EXCERPT TO READ:
+-------+

“I will bless those who bless you…”
-Genesis 12:3
Here is the other thing that I was thinking about in
relation to this reading –to this verse in particular— what if it isn’t simply
descriptive of how Abram became a blessing to the world –by leaving the
security and safety of his homeland and his father’s house and going to a
foreign land—but what if it was also instructive of how someone we turn someone
from a curse to a blessing in our own life? Of course, it could certainly be
both and most probably even more than that (i.e. the four-fold reading method),
but with my own prejudices (or predilections) I tend to look for the paradox or
the strangeness in a passage; that is the element that tends to call out to me
and so I stumbled over the blessing of vulnerability in my first approach to
Abram’s call. But, ruminating over the
passage I kept hearing this little piece echoing over and over again in my
soul. And so, after a day or so, I began to contemplate whether the talk of
blessing might also apply to how we look at others, how we treat them, how we
transform we feel toward them.
And this
all came into my heart as I was falling into a moment of personal failing and
–if not sin, then a very near occasion of; I was doing something very much like
gossip. I was talking about someone who
had been hurtful toward me. A person who frightened me even. It all started
with me telling a friend why I wouldn’t be part of an event, and by way of
explanation I brought up the event that caused me such pain and my need to
avoid a particular person. And if I had
stopped there, my words might have simply been informative. But, I began to elaborate on what happened
and my own hurt feelings, and I began to speculate about this person and to
shape my story to make myself the innocent victim and this other person a
mean-spirited bully.

+-------+

DATA FOR ANALYSIS:

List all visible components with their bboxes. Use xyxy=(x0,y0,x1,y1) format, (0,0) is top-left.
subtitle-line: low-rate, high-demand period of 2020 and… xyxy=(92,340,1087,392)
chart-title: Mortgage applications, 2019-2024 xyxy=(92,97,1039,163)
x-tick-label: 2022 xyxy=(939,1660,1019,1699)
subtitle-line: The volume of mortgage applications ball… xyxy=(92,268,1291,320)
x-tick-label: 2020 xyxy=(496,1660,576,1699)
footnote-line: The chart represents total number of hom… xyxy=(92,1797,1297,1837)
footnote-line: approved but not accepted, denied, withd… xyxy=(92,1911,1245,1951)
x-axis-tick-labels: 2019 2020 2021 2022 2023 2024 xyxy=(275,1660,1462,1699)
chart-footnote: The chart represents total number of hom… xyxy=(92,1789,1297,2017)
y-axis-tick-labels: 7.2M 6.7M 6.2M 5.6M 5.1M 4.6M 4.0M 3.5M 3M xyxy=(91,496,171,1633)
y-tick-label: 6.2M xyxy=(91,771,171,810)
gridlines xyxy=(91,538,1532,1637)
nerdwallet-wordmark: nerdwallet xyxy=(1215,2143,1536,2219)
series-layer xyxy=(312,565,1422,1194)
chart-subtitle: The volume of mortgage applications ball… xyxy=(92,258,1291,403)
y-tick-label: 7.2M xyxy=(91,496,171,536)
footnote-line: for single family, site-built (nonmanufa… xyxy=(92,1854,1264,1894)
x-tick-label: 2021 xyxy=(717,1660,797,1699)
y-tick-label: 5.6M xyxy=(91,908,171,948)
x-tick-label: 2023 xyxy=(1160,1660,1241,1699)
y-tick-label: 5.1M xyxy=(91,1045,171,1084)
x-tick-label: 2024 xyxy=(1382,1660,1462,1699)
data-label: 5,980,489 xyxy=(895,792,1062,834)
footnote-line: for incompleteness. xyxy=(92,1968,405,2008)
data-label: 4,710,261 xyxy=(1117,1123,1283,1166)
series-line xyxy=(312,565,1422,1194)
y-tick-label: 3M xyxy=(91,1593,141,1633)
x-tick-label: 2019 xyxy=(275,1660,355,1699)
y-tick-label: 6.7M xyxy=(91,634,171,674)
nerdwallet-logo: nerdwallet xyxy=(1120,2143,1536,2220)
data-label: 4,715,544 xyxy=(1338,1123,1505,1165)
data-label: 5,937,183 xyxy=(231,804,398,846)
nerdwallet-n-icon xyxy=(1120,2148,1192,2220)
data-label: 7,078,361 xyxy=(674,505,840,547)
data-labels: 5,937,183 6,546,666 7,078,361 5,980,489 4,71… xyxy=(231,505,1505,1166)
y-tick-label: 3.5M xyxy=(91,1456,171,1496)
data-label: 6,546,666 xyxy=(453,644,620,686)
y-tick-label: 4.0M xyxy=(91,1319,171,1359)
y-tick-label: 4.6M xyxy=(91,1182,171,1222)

+-------+

SET OF TASKS:
(a) Please summarize the reflection on Genesis 12:3 in two sentences.
(b) Write the next part of the reflection on Genesis 12:3, starting after its final sentence.
The rows have no connection to the text.

ANSWERS FOR THIS EXERCISE:
(a) The writer considers whether the verse "I will bless those who bless you" not only describes how Abram became a blessing by leaving his homeland and his father's house for a foreign land, but also teaches how we might turn someone from a curse into a blessing in our own lives. This thought arose while the writer was doing something much like gossip: explaining to a friend why they would avoid an event, then dwelling on a person who had hurt them and shaping the story to cast themselves as the innocent victim and that person as a mean-spirited bully.

(b)
And then
suddenly I stopped. Cut myself off. Sitting there, in that classroom, talking
with a friend, I heard God’s words echo in my head: “I will bless those who bless you…” and I thought –What am I doing?
I’m not blessing her; I’m cursing this person; therefore, I am cursing myself.
It was
probably that precise moment when I realized that this was not simply a
description of Abram’s call to go become vulnerable, but also an instruction
for how we are called to treat others.
I will bless those who bless you.
I began to suspect that this wasn’t JUST directed to Abram
of Ur in 2000 BC. I began to suspect that, like most of the rest of the Bible,
it contained a truth that was meant for me as well. And I began to suspect that it had something
to do with turning my heart around; with how to turn what seems like a curse
into a blessing.
I will bless those who bless you.
If this wasn’t just directed Abram of Ur, then it probably
wasn’t just directed to me either. Maybe I needed to look at it from a
different point of view. Step out of the middle of the “you-ness” of the
statement and consider it from the other side. From this other vantage point I’m
not simply the one being blessed or cursed, but I’m also the one doing the
blessing and the cursing. And reading it
thus, I realized: God blesses me –when I bless others. I don’t mean as a reward, I mean that the supernatural
consequence of blessing another is to be blessed. The supernatural result of
cursing someone is to be cursed.
For me the
message was clear: Having a difficult
time with someone? Stop talking about
it and start blessing them.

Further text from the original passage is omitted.